▶ [EXERCISE PROMPT]: Gather all lines from the material that contain the word "снижения".

▶ [INFORMATION SHOWN]:
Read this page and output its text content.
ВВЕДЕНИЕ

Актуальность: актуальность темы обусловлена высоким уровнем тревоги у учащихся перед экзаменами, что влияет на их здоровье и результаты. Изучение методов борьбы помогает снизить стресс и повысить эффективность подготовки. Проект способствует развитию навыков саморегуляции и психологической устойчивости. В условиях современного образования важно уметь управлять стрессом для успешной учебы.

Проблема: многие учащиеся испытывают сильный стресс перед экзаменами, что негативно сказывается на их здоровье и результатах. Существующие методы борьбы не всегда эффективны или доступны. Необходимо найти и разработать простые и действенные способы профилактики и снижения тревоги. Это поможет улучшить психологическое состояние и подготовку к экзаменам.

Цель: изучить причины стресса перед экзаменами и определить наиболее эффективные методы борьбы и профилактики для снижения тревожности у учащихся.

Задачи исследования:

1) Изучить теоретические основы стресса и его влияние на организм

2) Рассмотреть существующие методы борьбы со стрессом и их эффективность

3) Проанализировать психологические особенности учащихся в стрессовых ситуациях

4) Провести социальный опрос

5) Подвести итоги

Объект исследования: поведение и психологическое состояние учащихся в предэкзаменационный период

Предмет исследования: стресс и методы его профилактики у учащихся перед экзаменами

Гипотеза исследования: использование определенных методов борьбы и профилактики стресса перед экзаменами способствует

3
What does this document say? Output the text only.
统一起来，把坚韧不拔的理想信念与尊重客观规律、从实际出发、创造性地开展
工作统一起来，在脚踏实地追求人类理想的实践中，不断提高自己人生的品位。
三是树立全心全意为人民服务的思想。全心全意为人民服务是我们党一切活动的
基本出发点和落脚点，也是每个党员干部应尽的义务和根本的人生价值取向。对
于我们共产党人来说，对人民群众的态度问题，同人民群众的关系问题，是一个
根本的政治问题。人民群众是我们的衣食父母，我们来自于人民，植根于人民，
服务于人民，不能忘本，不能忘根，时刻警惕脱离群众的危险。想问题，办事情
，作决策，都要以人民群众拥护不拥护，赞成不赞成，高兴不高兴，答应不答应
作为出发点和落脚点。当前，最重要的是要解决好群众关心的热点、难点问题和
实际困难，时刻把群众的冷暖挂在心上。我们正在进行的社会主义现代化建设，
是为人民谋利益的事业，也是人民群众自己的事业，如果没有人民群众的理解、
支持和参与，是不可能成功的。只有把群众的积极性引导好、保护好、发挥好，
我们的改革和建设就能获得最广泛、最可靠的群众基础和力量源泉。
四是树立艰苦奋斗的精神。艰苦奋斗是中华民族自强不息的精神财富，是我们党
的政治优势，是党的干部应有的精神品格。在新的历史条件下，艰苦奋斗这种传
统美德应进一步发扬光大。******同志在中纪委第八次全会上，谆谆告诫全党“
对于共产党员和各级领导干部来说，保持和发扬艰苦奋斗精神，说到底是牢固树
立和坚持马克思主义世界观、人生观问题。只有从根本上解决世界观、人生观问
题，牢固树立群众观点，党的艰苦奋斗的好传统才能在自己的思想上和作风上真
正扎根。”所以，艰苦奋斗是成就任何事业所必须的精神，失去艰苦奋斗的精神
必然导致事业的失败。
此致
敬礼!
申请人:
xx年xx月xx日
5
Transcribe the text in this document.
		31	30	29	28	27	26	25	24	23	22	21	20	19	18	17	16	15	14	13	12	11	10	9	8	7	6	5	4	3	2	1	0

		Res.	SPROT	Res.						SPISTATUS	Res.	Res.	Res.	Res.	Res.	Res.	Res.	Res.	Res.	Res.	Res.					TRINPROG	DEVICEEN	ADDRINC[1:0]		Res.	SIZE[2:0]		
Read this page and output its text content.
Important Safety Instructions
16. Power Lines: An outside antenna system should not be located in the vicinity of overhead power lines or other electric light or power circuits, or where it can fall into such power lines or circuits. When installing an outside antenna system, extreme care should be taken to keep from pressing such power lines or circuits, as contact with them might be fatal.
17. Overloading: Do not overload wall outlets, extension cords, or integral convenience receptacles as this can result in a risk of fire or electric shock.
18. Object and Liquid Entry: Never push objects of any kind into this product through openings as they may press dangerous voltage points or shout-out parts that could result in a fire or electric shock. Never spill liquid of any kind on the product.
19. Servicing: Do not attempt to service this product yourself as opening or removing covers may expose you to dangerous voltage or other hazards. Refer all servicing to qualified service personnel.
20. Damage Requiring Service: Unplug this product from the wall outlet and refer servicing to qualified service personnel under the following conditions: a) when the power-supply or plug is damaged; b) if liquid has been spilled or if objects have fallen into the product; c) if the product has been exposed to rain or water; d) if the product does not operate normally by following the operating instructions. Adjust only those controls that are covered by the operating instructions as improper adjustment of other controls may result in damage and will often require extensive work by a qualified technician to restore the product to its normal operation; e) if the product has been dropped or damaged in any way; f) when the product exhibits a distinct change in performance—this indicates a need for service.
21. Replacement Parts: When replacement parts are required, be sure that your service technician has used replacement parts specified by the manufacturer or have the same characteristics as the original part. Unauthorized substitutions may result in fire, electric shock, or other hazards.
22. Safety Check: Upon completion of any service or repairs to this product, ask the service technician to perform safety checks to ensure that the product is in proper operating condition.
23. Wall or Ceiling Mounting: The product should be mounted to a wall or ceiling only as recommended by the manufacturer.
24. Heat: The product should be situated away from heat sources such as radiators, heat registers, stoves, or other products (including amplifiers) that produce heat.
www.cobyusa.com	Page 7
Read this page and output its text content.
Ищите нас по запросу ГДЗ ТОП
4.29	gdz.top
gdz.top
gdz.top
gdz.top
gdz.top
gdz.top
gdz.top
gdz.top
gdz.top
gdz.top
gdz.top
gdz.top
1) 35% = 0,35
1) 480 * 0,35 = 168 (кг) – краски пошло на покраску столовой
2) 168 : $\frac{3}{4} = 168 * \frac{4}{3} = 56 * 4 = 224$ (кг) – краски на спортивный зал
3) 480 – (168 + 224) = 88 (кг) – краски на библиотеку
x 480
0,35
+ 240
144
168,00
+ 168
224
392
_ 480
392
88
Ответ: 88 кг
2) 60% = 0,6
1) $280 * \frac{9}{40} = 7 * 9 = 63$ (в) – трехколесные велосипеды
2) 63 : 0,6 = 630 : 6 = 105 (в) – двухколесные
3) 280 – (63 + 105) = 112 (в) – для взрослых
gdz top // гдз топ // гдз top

▶ [RESPONSE]:
Проблема: многие учащиеся испытывают сильный стресс перед экзаменами, что негативно сказывается на их здоровье и результатах. Существующие методы борьбы не всегда эффективны или доступны. Необходимо найти и разработать простые и действенные способы профилактики и снижения тревоги. Это поможет улучшить психологическое состояние и подготовку к экзаменам.
Цель: изучить причины стресса перед экзаменами и определить наиболее эффективные методы борьбы и профилактики для снижения тревожности у учащихся.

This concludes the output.